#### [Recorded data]
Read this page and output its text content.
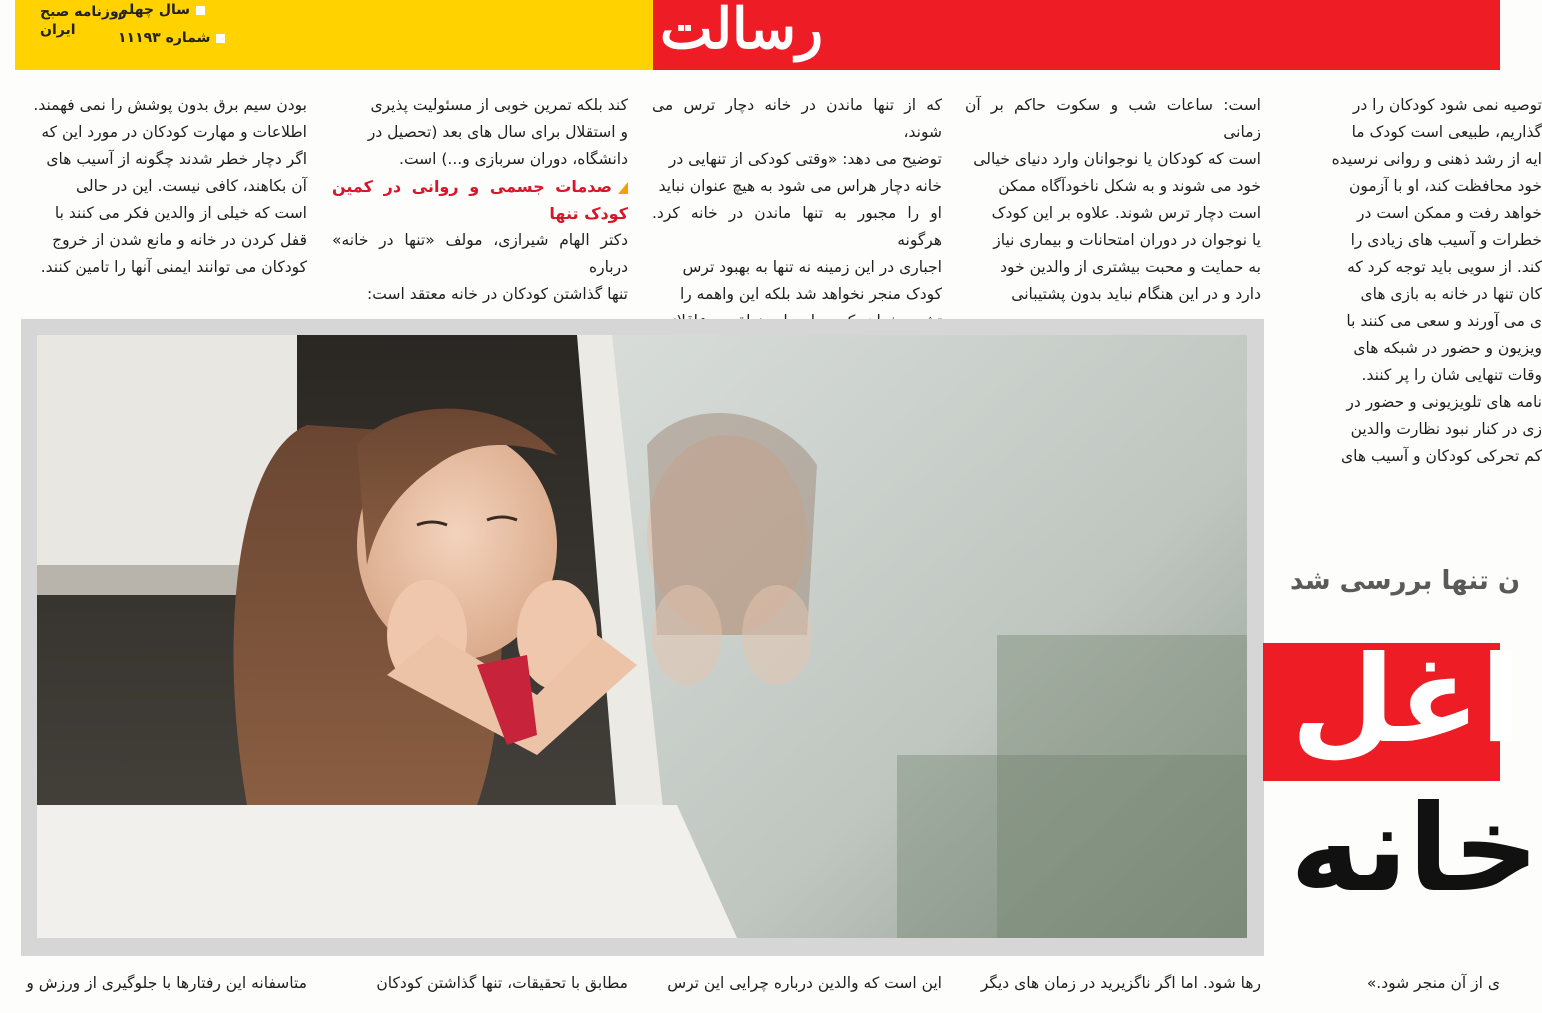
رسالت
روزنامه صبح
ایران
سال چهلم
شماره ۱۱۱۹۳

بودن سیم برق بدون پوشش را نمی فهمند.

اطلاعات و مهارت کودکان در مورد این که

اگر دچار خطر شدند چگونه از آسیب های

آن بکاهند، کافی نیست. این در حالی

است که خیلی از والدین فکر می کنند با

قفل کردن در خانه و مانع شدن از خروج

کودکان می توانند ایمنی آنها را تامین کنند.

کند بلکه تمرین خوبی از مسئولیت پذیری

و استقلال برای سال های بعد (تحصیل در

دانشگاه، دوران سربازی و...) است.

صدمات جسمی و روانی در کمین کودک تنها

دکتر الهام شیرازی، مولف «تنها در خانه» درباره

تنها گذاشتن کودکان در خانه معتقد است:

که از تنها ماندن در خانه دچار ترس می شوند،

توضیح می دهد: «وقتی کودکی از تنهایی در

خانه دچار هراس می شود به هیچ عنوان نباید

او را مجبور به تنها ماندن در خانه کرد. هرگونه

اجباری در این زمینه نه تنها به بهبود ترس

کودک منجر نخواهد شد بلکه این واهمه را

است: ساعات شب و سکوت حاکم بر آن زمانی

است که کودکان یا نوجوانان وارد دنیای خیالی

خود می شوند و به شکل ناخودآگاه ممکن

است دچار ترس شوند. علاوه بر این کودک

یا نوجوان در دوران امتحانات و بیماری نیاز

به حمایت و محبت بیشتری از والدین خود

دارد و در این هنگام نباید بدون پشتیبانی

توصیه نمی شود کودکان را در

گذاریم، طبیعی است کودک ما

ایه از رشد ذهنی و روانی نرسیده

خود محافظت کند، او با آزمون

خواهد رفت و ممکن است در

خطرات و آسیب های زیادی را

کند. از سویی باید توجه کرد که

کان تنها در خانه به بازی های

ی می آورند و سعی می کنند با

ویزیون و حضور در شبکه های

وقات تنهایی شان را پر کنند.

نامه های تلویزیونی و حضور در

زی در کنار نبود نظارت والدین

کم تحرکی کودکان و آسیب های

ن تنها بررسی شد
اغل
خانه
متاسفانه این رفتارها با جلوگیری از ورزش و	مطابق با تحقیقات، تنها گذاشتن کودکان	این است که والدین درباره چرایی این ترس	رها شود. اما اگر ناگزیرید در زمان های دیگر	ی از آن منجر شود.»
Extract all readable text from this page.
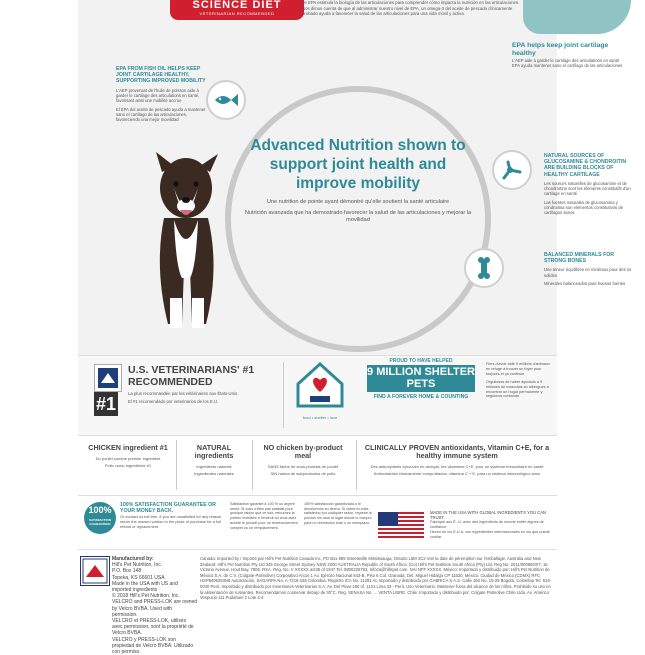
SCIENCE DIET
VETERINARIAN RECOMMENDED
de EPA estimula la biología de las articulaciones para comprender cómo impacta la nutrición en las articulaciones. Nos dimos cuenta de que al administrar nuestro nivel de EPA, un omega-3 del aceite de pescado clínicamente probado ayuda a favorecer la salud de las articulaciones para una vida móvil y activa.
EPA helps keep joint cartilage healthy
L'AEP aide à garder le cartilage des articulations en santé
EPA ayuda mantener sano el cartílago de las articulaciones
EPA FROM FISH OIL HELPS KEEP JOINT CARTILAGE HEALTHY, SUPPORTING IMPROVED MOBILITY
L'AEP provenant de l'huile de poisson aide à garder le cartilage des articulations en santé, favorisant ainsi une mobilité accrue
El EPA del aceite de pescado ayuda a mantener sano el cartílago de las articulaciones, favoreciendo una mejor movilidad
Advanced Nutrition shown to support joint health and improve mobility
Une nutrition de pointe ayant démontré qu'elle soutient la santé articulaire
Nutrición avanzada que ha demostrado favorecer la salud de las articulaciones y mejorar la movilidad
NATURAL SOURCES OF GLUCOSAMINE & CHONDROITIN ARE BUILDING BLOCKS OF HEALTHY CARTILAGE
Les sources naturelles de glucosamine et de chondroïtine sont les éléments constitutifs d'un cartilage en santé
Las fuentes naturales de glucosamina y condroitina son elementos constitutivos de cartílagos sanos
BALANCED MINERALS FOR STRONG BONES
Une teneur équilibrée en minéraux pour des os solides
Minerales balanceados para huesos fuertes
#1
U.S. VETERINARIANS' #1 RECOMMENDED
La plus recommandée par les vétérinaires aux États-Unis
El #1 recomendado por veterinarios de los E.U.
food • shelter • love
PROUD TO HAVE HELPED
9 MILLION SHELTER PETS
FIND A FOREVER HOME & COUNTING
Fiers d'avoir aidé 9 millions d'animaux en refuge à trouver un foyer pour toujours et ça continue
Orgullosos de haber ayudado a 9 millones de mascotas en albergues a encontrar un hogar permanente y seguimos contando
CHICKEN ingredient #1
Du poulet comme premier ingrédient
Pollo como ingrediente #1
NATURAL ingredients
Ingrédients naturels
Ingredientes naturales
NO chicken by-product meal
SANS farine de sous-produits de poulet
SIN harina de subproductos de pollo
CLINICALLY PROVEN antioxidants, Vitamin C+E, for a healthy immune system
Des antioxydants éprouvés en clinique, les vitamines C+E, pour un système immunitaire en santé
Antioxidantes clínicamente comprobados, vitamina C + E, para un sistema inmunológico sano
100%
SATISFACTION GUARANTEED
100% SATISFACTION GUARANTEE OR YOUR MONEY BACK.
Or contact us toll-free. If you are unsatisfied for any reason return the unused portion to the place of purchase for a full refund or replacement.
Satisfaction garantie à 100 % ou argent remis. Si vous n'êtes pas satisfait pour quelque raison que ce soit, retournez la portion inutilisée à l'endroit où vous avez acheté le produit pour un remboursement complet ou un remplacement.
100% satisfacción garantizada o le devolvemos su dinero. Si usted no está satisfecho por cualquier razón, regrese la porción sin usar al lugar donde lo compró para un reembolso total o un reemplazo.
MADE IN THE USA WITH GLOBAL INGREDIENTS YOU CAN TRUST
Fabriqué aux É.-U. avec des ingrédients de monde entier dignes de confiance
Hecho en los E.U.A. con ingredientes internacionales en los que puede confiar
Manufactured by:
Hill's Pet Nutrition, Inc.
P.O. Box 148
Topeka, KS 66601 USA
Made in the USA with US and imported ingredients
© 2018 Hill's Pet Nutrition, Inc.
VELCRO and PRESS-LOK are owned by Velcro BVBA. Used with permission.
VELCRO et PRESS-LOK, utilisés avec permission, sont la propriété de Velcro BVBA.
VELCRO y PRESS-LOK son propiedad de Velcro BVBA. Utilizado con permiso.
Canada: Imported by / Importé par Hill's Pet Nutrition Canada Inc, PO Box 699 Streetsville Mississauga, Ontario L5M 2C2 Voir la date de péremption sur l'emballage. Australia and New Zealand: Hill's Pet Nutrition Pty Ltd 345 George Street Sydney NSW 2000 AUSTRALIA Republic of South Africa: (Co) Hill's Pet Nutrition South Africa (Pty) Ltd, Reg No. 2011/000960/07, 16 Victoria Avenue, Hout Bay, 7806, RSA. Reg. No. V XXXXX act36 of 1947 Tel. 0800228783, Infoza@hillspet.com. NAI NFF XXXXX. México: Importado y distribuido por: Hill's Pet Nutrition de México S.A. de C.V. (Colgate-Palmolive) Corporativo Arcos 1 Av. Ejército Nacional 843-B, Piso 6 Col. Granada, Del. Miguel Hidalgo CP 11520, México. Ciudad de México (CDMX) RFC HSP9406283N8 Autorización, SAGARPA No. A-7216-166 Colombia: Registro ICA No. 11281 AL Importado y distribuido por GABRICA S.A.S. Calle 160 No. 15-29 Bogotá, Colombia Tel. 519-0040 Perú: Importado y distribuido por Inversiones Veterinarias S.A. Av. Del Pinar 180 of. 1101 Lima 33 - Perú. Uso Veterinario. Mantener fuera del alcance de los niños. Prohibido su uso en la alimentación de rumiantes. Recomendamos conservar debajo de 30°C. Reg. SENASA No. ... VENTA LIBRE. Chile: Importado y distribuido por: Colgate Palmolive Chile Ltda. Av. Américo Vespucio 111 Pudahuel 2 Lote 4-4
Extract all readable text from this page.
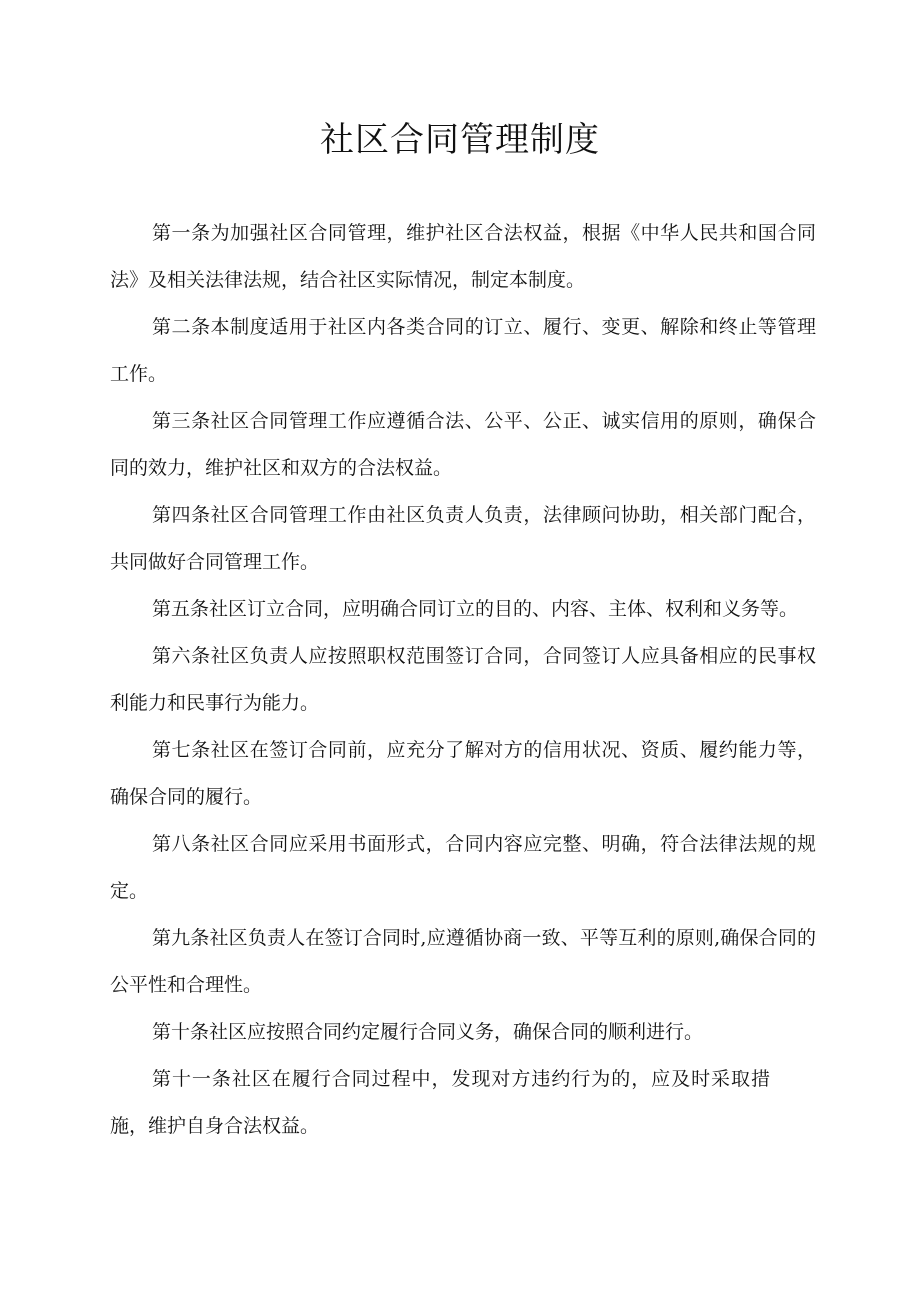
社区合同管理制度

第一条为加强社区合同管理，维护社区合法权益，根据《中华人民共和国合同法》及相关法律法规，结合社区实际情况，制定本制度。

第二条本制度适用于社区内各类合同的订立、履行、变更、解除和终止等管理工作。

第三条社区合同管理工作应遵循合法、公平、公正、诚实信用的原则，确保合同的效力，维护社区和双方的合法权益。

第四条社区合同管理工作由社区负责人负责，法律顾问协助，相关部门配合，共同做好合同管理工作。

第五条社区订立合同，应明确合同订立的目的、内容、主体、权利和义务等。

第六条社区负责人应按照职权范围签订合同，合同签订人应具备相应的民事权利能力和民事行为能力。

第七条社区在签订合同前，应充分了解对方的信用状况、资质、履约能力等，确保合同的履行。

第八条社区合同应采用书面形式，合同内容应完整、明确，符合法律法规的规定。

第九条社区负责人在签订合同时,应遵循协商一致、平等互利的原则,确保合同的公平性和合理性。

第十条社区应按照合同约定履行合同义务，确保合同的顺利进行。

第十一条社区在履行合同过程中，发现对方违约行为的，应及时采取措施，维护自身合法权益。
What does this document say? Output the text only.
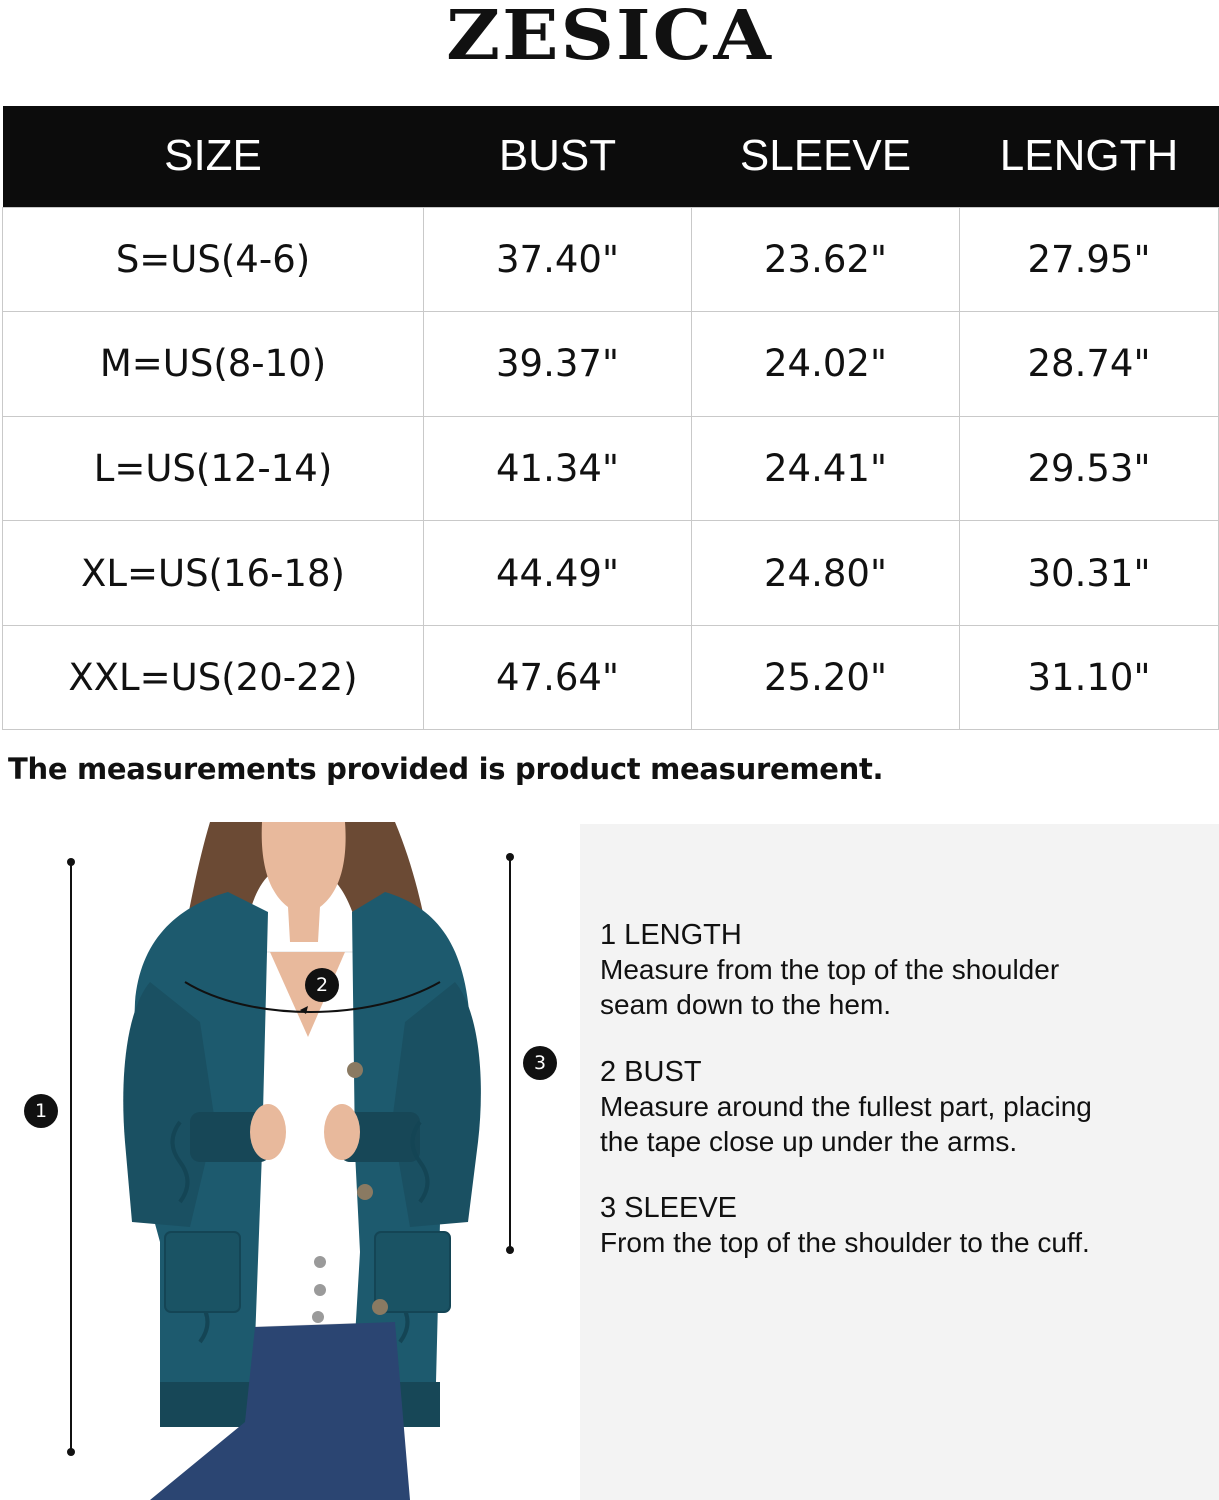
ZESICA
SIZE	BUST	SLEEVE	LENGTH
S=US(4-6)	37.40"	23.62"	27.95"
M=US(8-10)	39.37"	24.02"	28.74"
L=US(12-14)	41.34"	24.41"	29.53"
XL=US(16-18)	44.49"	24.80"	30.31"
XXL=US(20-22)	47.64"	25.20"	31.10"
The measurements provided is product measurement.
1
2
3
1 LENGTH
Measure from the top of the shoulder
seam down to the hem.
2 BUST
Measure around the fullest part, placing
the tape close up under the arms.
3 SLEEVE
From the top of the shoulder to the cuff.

#### [Requirements]
Produce an exact copy of only those lines that run from the line with "What does this" to the final line of the records, including both; exclude images.

#### [Solution for this problem]
What does this document say? Output the text only.
ZESICA
SIZE	BUST	SLEEVE	LENGTH
S=US(4-6)	37.40"	23.62"	27.95"
M=US(8-10)	39.37"	24.02"	28.74"
L=US(12-14)	41.34"	24.41"	29.53"
XL=US(16-18)	44.49"	24.80"	30.31"
XXL=US(20-22)	47.64"	25.20"	31.10"
The measurements provided is product measurement.
1
2
3
1 LENGTH
Measure from the top of the shoulder
seam down to the hem.
2 BUST
Measure around the fullest part, placing
the tape close up under the arms.
3 SLEEVE
From the top of the shoulder to the cuff.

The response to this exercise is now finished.